[START Records for this exercise]

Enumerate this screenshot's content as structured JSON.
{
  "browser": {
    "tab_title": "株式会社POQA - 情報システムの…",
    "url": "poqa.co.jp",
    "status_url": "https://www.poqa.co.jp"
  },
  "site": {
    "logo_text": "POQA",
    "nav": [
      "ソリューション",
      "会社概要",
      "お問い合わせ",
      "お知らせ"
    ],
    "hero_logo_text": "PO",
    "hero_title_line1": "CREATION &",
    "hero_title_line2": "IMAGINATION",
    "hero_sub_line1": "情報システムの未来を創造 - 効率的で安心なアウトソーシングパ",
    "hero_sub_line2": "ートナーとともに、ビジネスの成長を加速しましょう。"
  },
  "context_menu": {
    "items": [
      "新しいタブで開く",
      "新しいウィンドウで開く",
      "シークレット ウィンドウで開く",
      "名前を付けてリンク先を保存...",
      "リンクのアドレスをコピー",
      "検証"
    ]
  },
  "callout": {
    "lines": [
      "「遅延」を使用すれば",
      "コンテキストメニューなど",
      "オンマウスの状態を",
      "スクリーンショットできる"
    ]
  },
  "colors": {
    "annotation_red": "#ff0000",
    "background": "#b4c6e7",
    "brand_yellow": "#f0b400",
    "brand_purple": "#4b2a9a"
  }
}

[END Records for this exercise]

**Written instruction**
From the first line to the last, retype the data exactly.

**Response**
Enumerate this screenshot's content as structured JSON.
{
  "browser": {
    "tab_title": "株式会社POQA - 情報システムの…",
    "url": "poqa.co.jp",
    "status_url": "https://www.poqa.co.jp"
  },
  "site": {
    "logo_text": "POQA",
    "nav": [
      "ソリューション",
      "会社概要",
      "お問い合わせ",
      "お知らせ"
    ],
    "hero_logo_text": "PO",
    "hero_title_line1": "CREATION &",
    "hero_title_line2": "IMAGINATION",
    "hero_sub_line1": "情報システムの未来を創造 - 効率的で安心なアウトソーシングパ",
    "hero_sub_line2": "ートナーとともに、ビジネスの成長を加速しましょう。"
  },
  "context_menu": {
    "items": [
      "新しいタブで開く",
      "新しいウィンドウで開く",
      "シークレット ウィンドウで開く",
      "名前を付けてリンク先を保存...",
      "リンクのアドレスをコピー",
      "検証"
    ]
  },
  "callout": {
    "lines": [
      "「遅延」を使用すれば",
      "コンテキストメニューなど",
      "オンマウスの状態を",
      "スクリーンショットできる"
    ]
  },
  "colors": {
    "annotation_red": "#ff0000",
    "background": "#b4c6e7",
    "brand_yellow": "#f0b400",
    "brand_purple": "#4b2a9a"
  }
}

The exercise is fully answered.